**YOUR TASK:** Gather up the lines with the word "σημαντικά" in them.

--------------------------------

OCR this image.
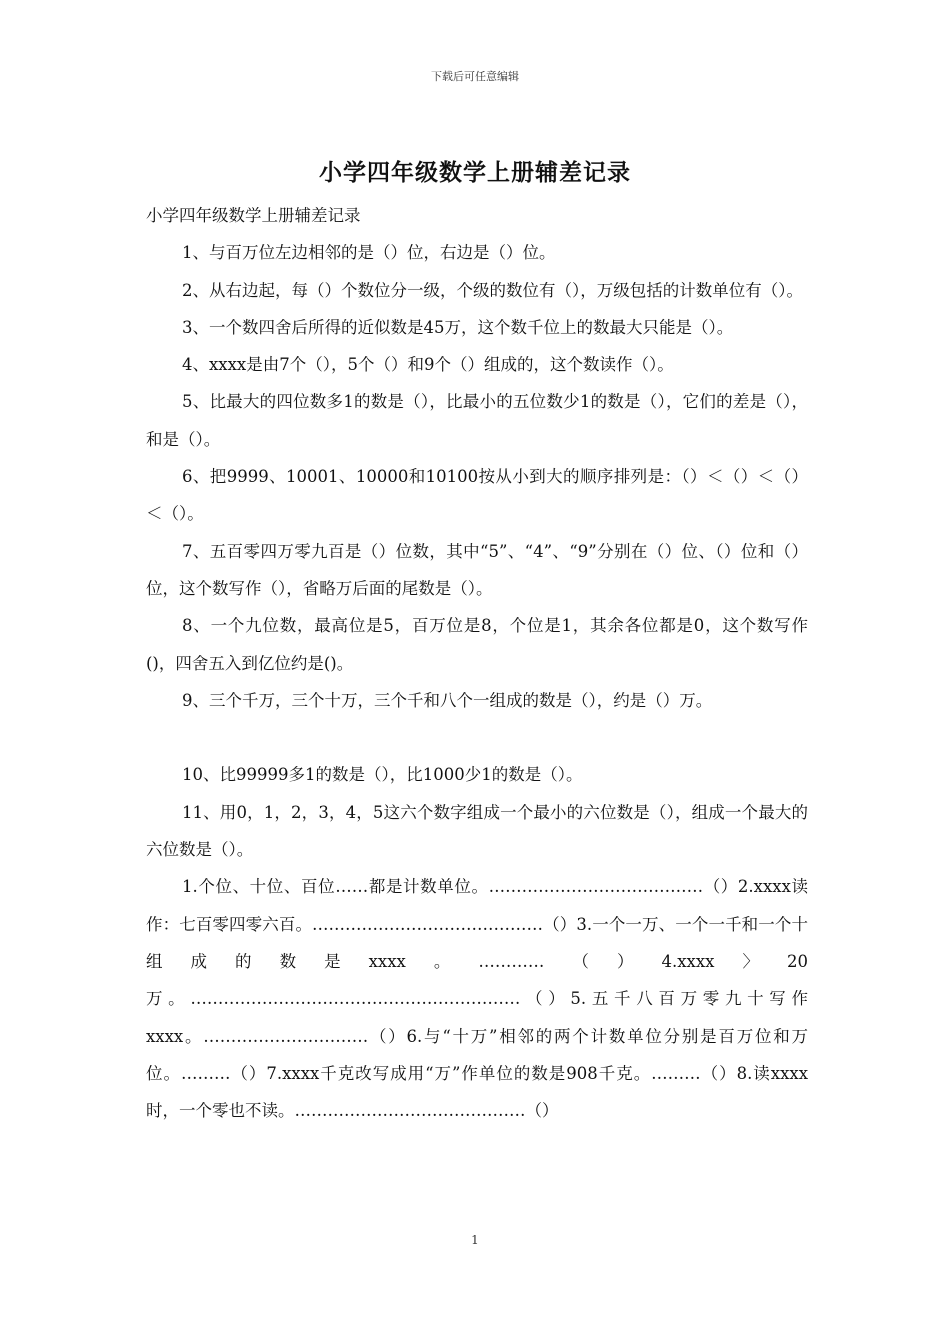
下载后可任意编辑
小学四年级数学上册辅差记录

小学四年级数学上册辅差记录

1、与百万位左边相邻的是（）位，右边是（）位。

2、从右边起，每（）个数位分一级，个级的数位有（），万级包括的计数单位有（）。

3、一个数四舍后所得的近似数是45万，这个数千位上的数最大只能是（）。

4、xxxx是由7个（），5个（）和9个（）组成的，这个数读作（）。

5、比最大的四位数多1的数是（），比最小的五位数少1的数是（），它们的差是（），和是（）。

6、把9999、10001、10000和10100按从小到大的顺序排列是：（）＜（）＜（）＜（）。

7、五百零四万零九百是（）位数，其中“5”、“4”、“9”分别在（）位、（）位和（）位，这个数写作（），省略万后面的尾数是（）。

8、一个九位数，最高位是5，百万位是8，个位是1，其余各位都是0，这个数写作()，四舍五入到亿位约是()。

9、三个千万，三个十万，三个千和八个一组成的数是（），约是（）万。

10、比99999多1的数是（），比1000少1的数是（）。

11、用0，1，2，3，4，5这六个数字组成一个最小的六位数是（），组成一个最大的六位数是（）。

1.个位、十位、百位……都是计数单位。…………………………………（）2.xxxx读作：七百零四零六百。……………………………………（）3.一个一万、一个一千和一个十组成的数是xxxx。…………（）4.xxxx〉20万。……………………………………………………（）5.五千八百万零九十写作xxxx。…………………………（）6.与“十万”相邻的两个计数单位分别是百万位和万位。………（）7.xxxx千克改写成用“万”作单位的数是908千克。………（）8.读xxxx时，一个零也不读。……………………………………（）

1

--------------------------------

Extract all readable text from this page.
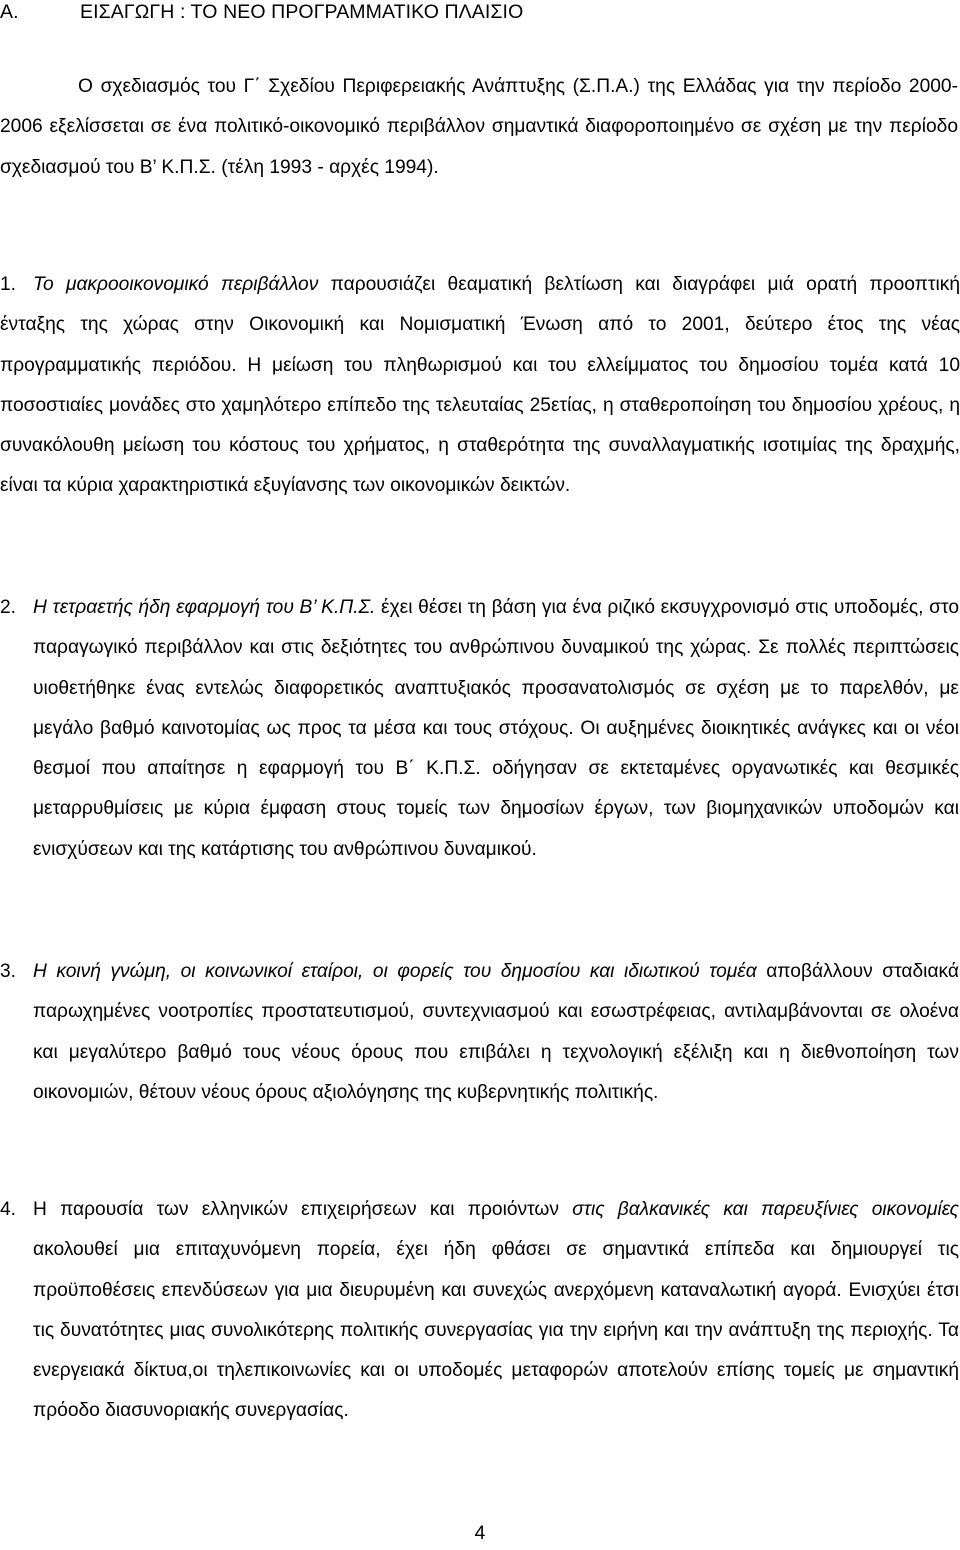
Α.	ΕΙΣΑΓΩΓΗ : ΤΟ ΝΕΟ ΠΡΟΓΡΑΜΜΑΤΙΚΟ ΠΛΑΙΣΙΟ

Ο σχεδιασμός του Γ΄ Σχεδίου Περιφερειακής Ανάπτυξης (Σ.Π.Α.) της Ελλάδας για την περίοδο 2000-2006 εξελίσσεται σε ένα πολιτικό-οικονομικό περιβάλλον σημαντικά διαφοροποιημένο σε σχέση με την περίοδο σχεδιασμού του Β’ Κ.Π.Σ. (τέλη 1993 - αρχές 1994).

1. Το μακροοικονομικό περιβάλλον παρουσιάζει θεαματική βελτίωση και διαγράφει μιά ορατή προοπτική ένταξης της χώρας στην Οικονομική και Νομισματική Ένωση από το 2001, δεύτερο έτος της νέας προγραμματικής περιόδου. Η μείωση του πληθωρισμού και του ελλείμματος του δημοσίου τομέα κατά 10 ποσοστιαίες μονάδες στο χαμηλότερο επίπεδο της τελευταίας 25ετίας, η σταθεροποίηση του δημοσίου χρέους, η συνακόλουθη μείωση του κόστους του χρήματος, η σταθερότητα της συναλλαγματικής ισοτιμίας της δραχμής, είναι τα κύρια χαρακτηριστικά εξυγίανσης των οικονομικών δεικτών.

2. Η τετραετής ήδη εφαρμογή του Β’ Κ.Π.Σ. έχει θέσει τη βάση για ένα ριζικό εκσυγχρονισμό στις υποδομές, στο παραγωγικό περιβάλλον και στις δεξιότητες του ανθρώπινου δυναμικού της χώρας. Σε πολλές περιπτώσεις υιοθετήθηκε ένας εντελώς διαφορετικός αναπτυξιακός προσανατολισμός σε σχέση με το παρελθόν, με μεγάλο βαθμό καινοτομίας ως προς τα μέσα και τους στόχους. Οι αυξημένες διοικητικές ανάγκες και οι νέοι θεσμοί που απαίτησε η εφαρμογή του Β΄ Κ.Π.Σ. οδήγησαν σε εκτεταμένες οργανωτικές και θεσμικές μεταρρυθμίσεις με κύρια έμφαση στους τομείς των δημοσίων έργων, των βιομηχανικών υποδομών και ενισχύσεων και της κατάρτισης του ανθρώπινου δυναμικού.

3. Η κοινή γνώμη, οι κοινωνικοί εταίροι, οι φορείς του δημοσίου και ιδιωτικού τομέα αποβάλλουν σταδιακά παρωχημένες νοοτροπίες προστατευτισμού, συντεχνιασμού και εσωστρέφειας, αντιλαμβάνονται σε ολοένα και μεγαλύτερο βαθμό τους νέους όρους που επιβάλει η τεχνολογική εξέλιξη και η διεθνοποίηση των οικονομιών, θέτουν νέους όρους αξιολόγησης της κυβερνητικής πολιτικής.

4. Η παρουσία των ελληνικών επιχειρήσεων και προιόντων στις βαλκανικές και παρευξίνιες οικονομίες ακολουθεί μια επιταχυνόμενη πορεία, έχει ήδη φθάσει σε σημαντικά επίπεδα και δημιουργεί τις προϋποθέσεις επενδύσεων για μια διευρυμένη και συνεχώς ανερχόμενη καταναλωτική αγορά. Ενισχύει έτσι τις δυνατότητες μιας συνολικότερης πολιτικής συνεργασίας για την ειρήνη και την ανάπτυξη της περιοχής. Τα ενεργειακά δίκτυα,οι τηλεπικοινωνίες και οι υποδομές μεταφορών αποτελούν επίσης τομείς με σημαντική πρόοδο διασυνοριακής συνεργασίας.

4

--------------------------------

**PROBLEM SOLUTION:**
Ο σχεδιασμός του Γ΄ Σχεδίου Περιφερειακής Ανάπτυξης (Σ.Π.Α.) της Ελλάδας για την περίοδο 2000-2006 εξελίσσεται σε ένα πολιτικό-οικονομικό περιβάλλον σημαντικά διαφοροποιημένο σε σχέση με την περίοδο σχεδιασμού του Β’ Κ.Π.Σ. (τέλη 1993 - αρχές 1994).
4. Η παρουσία των ελληνικών επιχειρήσεων και προιόντων στις βαλκανικές και παρευξίνιες οικονομίες ακολουθεί μια επιταχυνόμενη πορεία, έχει ήδη φθάσει σε σημαντικά επίπεδα και δημιουργεί τις προϋποθέσεις επενδύσεων για μια διευρυμένη και συνεχώς ανερχόμενη καταναλωτική αγορά. Ενισχύει έτσι τις δυνατότητες μιας συνολικότερης πολιτικής συνεργασίας για την ειρήνη και την ανάπτυξη της περιοχής. Τα ενεργειακά δίκτυα,οι τηλεπικοινωνίες και οι υποδομές μεταφορών αποτελούν επίσης τομείς με σημαντική πρόοδο διασυνοριακής συνεργασίας.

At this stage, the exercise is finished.